What to work on:
Isolate every line in the data with the string "material" and copy it.

::::::

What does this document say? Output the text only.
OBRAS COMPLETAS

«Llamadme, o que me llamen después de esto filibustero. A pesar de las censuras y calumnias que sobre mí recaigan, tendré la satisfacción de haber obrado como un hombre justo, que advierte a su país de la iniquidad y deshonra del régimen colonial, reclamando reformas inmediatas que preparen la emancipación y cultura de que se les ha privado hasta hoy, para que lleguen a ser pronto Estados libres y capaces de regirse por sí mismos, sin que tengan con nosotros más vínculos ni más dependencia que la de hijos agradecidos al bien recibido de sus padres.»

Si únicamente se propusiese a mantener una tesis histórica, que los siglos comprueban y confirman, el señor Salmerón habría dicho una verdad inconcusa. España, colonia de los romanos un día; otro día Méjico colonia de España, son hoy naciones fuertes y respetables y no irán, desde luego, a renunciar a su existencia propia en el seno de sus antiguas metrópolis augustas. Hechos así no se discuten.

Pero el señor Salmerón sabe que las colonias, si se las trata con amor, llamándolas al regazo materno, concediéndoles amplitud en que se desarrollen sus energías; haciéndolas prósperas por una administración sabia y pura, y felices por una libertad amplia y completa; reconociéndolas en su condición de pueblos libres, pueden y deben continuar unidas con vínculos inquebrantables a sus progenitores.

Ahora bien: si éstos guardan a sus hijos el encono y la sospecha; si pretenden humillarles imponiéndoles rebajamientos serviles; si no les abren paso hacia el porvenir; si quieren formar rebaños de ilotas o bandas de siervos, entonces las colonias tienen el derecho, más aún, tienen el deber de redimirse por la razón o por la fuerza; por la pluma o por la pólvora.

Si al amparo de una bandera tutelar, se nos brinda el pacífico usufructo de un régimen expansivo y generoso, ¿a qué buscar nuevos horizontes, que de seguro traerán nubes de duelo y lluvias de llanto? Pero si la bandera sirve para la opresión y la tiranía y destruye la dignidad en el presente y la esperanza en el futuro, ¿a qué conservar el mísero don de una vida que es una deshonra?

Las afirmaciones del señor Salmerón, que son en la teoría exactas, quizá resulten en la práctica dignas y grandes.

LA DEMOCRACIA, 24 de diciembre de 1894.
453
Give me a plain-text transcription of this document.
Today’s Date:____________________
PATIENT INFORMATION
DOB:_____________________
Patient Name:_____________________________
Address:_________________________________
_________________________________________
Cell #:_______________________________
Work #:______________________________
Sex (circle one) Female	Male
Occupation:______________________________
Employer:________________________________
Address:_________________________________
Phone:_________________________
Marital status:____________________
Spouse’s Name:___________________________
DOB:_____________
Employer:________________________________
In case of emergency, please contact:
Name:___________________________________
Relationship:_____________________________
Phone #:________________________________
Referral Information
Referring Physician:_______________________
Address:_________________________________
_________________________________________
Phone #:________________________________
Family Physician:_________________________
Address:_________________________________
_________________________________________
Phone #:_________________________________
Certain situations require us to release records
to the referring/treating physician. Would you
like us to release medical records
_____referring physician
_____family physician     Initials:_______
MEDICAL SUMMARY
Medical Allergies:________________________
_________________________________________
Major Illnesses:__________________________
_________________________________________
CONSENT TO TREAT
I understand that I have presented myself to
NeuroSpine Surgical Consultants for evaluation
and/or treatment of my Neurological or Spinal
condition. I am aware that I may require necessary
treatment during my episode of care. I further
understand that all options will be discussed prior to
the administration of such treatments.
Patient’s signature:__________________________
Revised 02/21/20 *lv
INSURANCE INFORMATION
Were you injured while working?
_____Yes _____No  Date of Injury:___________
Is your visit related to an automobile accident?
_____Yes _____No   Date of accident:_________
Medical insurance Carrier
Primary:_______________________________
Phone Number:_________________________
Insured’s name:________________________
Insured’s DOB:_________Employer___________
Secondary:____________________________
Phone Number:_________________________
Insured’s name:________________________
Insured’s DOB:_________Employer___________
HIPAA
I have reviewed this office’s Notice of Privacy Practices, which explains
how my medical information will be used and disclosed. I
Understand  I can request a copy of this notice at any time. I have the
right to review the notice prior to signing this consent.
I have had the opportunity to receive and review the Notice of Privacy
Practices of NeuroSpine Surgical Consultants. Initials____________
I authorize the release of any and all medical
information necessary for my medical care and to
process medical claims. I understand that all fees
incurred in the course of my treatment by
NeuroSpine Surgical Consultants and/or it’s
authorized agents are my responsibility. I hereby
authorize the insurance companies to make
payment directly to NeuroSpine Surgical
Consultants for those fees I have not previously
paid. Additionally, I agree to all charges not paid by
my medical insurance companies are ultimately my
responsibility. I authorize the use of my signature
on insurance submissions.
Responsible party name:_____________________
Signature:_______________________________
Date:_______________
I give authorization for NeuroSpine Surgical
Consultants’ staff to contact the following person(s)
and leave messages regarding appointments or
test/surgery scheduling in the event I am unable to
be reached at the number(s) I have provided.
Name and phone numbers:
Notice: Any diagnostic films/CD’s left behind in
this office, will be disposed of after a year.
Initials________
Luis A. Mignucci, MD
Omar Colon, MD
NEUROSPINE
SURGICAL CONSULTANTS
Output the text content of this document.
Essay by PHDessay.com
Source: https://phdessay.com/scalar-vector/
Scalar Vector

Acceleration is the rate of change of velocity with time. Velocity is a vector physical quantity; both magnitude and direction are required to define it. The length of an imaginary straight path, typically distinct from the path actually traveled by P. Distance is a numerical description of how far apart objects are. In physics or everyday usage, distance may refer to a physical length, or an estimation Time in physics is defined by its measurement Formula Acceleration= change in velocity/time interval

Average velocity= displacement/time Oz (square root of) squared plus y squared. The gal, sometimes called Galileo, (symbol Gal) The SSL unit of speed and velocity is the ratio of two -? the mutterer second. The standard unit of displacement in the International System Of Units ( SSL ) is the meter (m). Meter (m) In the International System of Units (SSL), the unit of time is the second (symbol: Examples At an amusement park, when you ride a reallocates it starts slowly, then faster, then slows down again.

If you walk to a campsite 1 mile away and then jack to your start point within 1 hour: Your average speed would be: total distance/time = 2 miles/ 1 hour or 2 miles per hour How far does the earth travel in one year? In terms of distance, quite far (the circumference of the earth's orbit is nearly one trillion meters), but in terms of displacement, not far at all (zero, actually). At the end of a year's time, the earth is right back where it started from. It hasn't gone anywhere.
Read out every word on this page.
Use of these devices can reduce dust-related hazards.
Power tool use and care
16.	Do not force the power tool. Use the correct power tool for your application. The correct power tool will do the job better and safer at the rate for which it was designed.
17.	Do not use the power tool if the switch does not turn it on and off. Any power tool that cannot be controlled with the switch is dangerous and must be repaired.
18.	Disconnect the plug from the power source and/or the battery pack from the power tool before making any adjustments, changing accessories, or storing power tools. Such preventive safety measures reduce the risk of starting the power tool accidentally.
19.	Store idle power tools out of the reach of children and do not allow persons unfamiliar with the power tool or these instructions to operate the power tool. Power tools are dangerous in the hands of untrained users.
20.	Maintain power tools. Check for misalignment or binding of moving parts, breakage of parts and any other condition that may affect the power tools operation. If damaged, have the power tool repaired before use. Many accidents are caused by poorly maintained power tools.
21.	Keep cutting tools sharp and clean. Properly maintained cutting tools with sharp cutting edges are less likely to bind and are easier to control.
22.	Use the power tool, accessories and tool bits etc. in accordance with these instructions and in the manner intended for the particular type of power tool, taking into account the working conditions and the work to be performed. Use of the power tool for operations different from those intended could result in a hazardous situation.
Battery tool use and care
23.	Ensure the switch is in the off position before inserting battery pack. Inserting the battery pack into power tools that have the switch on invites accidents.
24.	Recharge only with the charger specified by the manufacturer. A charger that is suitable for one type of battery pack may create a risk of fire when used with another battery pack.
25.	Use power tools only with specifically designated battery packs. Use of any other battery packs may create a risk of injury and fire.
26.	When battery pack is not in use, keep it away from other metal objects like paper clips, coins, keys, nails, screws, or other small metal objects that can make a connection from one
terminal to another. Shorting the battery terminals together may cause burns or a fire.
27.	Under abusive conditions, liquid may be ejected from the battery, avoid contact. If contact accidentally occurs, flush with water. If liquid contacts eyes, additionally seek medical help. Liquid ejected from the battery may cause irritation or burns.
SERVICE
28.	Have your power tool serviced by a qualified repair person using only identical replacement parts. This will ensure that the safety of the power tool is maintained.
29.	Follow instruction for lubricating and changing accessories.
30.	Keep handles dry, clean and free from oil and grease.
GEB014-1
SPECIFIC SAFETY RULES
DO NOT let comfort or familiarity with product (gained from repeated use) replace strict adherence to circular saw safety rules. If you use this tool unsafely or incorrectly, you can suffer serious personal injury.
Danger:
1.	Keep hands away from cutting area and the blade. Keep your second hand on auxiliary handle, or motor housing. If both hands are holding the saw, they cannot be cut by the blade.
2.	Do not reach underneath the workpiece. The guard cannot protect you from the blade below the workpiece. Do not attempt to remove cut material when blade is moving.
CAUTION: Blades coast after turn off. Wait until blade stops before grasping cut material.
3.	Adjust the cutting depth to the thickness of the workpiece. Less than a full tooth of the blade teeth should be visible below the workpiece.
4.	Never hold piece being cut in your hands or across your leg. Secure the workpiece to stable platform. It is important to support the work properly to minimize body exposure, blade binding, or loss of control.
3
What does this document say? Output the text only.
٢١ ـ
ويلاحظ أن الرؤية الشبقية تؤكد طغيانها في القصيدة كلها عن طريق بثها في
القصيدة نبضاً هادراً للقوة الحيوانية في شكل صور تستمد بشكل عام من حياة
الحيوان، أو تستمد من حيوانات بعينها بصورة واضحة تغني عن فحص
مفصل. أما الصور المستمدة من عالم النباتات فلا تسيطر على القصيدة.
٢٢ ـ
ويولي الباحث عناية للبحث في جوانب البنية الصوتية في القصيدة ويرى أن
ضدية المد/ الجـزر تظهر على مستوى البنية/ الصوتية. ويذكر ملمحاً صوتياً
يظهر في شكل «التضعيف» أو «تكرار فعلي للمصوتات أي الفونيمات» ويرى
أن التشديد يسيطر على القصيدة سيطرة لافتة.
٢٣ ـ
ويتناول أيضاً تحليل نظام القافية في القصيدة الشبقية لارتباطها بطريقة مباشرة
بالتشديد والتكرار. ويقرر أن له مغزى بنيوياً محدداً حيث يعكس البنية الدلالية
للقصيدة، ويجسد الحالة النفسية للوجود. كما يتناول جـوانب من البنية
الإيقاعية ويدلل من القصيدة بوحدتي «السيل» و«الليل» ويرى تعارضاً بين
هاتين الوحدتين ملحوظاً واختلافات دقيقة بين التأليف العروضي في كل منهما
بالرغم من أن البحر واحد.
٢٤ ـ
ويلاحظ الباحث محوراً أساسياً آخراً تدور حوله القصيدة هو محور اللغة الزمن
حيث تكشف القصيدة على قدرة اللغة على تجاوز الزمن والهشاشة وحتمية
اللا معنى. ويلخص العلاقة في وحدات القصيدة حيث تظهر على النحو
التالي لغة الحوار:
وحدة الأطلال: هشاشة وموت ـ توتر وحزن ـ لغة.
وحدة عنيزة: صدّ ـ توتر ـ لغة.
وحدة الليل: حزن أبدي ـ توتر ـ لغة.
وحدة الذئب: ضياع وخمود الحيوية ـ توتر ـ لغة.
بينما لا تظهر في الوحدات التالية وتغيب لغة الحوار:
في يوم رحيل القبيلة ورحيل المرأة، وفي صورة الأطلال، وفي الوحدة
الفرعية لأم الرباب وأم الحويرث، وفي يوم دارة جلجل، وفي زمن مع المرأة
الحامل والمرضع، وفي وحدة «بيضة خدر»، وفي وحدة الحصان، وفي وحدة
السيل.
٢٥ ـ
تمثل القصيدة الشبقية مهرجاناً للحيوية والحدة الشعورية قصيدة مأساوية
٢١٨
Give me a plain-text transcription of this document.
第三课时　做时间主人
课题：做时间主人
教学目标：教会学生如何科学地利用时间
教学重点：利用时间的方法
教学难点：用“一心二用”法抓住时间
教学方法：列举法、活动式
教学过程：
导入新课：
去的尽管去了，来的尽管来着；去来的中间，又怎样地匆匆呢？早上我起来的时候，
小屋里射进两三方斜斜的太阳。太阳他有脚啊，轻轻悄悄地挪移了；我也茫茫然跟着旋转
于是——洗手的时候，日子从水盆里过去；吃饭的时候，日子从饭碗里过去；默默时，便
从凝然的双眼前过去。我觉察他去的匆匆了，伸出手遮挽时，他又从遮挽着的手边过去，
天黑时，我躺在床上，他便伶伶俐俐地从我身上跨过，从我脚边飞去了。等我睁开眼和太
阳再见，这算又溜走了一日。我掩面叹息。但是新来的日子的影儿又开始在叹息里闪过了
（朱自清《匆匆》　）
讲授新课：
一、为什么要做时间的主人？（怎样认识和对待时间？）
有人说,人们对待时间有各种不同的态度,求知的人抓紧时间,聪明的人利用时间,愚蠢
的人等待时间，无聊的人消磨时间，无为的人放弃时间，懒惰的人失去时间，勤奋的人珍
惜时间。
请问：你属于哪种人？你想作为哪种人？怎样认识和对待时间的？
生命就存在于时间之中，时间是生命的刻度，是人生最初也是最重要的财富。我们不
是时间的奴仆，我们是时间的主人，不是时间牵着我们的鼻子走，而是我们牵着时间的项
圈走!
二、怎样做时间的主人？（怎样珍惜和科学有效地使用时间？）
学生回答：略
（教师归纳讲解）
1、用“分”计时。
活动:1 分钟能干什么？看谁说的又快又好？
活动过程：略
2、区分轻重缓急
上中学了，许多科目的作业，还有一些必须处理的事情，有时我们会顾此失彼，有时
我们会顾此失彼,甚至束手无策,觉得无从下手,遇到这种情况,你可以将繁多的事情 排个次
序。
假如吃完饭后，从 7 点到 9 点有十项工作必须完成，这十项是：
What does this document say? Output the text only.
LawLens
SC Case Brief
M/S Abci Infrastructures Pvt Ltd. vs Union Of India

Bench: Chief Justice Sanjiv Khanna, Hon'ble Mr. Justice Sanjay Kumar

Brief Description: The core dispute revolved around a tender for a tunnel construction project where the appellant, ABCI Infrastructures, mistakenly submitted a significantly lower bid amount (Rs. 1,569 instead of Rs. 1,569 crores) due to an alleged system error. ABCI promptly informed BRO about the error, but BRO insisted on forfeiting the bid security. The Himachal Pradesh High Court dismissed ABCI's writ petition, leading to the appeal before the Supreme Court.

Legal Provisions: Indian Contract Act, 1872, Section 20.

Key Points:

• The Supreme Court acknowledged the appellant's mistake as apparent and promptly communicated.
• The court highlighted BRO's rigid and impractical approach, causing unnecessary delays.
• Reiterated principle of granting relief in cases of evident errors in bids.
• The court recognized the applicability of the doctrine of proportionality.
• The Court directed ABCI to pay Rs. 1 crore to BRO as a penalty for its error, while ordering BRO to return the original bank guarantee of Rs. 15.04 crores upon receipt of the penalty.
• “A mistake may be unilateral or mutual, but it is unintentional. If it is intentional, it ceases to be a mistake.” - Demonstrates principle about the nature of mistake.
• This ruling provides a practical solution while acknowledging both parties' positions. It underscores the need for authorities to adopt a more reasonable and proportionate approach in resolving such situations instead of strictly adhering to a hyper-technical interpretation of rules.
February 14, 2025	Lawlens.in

::::::

Problem solution:
2.	Do not reach underneath the workpiece. The guard cannot protect you from the blade below the workpiece. Do not attempt to remove cut material when blade is moving.
CAUTION: Blades coast after turn off. Wait until blade stops before grasping cut material.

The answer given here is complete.